**TEXT PROVIDED:**
++++++

Recent Historical Films



Lincoln (S. Spielberg, 2012)






Running time: 150 minutes. Written by Tony Kushner. Directed by Steven Spielberg. Starring: Daniel Day-Lewis, David Strathairn, Hal Holbrook, James Spader, John Hawkes, Joseph Gordon-Levitt, Lee Pace, Sally Field, Tommy Lee Jones.


2 Academy Awards (12 Nominations): Best Actor (Day-Lewis) and Art Direction.




In 1865, as the American Civil War winds inexorably toward conclusion, U.S. president Abraham Lincoln endeavors to achieve passage of the landmark constitutional amendment which will forever ban slavery from the United States. However, his task is a race against time, for peace may come at any time, and if it comes before the amendment is passed, the returning southern states will stop it before it can become law. Lincoln must, by almost any means possible, obtain enough votes from a recalcitrant Congress before peace arrives and it is too late. Yet the president is torn, as an early peace would save thousands of lives. As the nation confronts its conscience over the freedom of its entire population, Lincoln faces his own crisis of conscience: end slavery or end the war.


From the Director

"Lincoln’s leadership is based on a number of precepts but my favorite one is that he acted in the name, and for the good, of the people. In that sense, the two great things he did at the end of his life, to end slavery and the Civil War, was for the good and in the name of the people. He put people ahead of politics, even though he was artful at using politics to be able to accomplish his task. [... Making the film, says the director, confirmed not only his deep love of history but also] the fact that I am a patriot and that I have a love for this country. I have expressed that in other movies, but I really tried to express it in this one – a respect for the fact that democracy works" (By Steven Spielberg).


Quotes on the Film

"An absorbing, densely packed, sometimes funny telling of the 16th president's masterful effort in manipulating the passage of the 13th amendment" (Todd McCarthy, The Hollywood Reporter).

++++++

Items from a data source:
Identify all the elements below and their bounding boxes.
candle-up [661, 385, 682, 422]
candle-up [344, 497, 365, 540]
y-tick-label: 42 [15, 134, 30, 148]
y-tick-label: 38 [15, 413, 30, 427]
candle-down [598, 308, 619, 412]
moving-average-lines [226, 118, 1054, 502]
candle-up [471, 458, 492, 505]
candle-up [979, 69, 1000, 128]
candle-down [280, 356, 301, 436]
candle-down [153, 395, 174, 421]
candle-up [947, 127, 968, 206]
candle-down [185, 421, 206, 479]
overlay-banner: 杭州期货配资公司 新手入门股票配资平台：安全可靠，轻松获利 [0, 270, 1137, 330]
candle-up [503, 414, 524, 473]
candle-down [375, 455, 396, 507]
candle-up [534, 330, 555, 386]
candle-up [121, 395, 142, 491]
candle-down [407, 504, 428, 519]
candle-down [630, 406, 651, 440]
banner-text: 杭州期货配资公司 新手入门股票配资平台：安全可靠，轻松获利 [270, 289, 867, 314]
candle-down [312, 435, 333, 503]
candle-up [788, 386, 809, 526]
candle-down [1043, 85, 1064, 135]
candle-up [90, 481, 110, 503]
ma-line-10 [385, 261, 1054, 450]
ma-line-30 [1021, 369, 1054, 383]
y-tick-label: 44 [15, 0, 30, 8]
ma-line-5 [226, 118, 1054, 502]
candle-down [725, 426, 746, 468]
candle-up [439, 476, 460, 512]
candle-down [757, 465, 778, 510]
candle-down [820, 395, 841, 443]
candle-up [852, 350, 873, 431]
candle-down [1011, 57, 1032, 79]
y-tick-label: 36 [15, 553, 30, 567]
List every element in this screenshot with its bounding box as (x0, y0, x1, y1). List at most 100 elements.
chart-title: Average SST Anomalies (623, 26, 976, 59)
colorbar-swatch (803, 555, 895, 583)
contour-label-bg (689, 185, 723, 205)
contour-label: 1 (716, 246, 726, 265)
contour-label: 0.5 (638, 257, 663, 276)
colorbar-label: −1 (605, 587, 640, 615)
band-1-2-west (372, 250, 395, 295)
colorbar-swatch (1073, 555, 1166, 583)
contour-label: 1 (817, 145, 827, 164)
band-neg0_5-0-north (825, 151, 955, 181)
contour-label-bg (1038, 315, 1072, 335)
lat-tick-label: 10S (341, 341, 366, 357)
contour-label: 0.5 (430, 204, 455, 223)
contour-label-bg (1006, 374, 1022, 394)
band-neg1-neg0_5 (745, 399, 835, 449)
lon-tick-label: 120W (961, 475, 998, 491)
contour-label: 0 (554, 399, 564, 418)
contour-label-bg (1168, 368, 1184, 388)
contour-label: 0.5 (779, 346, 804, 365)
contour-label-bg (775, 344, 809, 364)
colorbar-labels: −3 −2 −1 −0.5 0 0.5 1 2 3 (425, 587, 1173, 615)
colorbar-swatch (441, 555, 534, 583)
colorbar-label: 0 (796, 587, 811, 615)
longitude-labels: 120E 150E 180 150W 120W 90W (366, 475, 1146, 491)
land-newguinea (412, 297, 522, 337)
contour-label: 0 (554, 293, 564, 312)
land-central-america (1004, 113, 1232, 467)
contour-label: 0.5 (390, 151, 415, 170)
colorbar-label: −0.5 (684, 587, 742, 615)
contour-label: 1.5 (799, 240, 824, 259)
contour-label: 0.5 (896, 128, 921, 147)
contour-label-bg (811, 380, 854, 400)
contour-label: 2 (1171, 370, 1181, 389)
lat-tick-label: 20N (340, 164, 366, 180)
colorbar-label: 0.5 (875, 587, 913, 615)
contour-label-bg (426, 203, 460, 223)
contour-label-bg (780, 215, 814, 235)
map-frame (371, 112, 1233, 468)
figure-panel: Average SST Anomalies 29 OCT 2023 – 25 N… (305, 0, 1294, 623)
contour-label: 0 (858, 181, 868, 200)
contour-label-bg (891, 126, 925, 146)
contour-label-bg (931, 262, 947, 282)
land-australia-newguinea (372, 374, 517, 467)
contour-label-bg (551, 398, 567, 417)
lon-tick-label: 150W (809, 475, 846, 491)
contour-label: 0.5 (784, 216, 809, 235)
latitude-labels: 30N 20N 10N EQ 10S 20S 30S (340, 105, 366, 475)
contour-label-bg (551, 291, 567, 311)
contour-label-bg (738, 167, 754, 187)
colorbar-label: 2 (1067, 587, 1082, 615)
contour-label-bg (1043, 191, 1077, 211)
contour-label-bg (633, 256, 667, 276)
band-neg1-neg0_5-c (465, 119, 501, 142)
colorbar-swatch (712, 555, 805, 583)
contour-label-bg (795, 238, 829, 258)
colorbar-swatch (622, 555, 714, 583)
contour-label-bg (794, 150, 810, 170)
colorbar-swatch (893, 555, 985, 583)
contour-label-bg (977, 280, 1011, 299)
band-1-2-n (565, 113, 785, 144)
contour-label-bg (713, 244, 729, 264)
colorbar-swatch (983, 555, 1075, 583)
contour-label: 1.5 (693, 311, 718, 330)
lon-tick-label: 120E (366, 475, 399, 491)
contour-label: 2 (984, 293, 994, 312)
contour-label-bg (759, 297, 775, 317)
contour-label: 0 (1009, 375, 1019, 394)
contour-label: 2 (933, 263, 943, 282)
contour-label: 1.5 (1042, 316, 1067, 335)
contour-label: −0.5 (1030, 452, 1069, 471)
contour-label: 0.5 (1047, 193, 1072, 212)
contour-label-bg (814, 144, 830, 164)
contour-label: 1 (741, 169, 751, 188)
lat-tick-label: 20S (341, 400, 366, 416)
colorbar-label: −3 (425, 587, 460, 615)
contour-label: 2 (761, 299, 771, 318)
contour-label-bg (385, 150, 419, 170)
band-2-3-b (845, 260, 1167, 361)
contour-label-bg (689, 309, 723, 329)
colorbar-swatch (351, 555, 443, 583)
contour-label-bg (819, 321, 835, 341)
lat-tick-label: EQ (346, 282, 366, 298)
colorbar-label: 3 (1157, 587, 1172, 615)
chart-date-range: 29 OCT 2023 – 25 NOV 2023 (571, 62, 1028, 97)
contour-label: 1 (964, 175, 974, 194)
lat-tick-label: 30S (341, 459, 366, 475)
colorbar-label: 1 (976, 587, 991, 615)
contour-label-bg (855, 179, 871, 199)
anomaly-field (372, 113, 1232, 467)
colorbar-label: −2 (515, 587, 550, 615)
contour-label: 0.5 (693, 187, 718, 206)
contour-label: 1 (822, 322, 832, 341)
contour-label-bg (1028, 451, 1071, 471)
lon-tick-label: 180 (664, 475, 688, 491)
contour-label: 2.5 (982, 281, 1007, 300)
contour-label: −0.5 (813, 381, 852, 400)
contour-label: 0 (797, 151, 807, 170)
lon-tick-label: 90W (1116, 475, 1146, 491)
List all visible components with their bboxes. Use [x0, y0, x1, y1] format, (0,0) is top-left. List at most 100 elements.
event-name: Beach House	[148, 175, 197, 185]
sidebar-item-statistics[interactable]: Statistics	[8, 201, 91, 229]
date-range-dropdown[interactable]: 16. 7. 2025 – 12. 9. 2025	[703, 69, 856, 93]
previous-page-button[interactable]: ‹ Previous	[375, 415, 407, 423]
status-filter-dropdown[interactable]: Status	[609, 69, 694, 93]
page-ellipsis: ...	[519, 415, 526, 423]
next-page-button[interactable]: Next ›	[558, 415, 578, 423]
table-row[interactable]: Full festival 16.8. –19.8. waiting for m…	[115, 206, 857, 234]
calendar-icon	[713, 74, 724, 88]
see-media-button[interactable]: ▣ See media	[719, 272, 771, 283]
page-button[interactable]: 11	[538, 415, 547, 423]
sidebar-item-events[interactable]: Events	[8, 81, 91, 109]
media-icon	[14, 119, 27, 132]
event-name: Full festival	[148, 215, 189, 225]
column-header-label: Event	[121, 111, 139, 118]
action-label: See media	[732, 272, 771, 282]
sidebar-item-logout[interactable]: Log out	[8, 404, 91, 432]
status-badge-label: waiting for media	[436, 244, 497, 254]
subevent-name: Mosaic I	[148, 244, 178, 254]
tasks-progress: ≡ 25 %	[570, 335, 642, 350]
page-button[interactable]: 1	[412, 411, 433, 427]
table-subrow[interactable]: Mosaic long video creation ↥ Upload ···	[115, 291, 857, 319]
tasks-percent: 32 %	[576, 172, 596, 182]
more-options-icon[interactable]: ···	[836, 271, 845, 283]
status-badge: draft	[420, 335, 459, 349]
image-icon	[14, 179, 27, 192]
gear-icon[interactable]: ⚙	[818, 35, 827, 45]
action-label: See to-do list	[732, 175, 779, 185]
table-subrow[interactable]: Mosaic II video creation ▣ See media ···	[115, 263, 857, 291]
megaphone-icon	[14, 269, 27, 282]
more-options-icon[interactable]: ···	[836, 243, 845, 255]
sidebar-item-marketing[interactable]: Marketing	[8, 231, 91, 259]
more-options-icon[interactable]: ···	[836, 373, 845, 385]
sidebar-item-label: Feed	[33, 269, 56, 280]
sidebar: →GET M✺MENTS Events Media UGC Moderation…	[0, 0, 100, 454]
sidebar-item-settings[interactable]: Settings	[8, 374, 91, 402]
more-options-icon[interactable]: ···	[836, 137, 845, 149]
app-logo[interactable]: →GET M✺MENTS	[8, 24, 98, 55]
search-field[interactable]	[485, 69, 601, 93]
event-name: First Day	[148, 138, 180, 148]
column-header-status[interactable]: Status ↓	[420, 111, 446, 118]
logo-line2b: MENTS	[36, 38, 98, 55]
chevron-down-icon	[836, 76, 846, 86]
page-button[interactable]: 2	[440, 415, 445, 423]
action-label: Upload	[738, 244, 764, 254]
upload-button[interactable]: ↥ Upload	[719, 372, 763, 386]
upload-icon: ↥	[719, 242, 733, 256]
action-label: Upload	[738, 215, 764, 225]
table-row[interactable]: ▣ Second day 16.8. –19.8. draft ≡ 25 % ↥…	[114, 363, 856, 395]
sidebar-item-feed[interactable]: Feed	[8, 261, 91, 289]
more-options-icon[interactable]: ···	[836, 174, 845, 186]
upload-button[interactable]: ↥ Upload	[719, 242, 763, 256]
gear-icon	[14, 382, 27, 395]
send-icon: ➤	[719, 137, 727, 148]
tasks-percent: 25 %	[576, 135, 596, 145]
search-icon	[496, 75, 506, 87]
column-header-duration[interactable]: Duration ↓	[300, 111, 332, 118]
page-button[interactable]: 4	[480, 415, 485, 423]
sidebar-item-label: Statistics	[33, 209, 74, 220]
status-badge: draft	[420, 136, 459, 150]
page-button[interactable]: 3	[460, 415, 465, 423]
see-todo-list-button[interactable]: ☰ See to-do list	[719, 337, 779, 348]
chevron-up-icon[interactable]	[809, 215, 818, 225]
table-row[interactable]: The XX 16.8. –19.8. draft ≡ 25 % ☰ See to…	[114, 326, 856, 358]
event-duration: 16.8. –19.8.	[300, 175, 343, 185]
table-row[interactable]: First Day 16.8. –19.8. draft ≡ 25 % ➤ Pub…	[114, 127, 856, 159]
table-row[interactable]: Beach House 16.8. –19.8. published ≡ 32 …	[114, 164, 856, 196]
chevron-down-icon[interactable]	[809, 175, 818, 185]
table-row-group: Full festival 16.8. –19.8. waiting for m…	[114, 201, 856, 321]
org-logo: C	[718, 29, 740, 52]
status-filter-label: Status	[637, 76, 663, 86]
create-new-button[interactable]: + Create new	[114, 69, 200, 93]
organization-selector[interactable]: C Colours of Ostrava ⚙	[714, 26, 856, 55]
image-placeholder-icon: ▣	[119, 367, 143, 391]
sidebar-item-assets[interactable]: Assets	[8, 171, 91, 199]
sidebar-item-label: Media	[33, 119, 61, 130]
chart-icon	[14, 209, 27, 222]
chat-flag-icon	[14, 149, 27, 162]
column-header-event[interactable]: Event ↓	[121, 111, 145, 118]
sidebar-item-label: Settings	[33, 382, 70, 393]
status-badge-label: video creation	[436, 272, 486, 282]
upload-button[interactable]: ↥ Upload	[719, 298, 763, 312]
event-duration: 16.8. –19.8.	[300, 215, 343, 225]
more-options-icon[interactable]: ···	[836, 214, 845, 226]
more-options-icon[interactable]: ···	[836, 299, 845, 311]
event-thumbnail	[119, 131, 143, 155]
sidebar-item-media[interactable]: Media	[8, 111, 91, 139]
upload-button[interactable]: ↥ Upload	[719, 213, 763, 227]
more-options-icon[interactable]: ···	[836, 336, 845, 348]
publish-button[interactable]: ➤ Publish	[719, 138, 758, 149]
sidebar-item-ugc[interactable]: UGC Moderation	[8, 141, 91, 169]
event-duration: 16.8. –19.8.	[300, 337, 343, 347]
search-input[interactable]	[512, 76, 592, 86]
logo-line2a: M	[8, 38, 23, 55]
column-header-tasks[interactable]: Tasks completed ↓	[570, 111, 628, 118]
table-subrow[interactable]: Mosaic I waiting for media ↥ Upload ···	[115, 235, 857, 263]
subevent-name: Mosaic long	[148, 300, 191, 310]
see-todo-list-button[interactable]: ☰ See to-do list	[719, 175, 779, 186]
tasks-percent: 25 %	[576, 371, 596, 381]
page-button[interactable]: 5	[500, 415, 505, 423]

++++++

**SHORT EXERCISE 1:** Copy the stretch from "Lincoln (S. Spielberg, 2012)" through "and Art Direction." in the page on the film Lincoln.
**SHORT EXERCISE 2:** Write the next part of the page on the film Lincoln, starting after its last sentence.

**EXERCISE RESULT 1:**
Lincoln (S. Spielberg, 2012)






Running time: 150 minutes. Written by Tony Kushner. Directed by Steven Spielberg. Starring: Daniel Day-Lewis, David Strathairn, Hal Holbrook, James Spader, John Hawkes, Joseph Gordon-Levitt, Lee Pace, Sally Field, Tommy Lee Jones.


2 Academy Awards (12 Nominations): Best Actor (Day-Lewis) and Art Direction.

**EXERCISE RESULT 2:**
"The movie is grand and immersive. [...] makes us feel transported as though by time machine [...] The Lincoln we see here is that rare movie creature, a heroic thinker" (Owen Gleiberman, Entertainment Weekly).

"Lincoln offers proof of what magic can happen when an actor falls in love with his character. Because as great as Day-Lewis has been in his many parts, he has never seemed quite so smitten" (Lisa Kennedy, Denver Post).



Press Clippings


By Peter Travers

In Steven Spielberg's brilliant, brawling epic about the last four months in the life of our 16th president, Abraham Lincoln takes a few hits up there on his marble pedestal. Political double-dealing was not beyond this American icon, not when his country was struggling in the darkness. What Honest Abe gets back from this defiantly alive film is his humanity – flaws, fears and personal feelings that serve to deepen his thoughts rather than distract them. The phenomenal Daniel Day-Lewis plays Lincoln with the immersive, indelible power of an actor who wears his role like a second skin and feels it down to the nerve endings. This is acting of the highest order.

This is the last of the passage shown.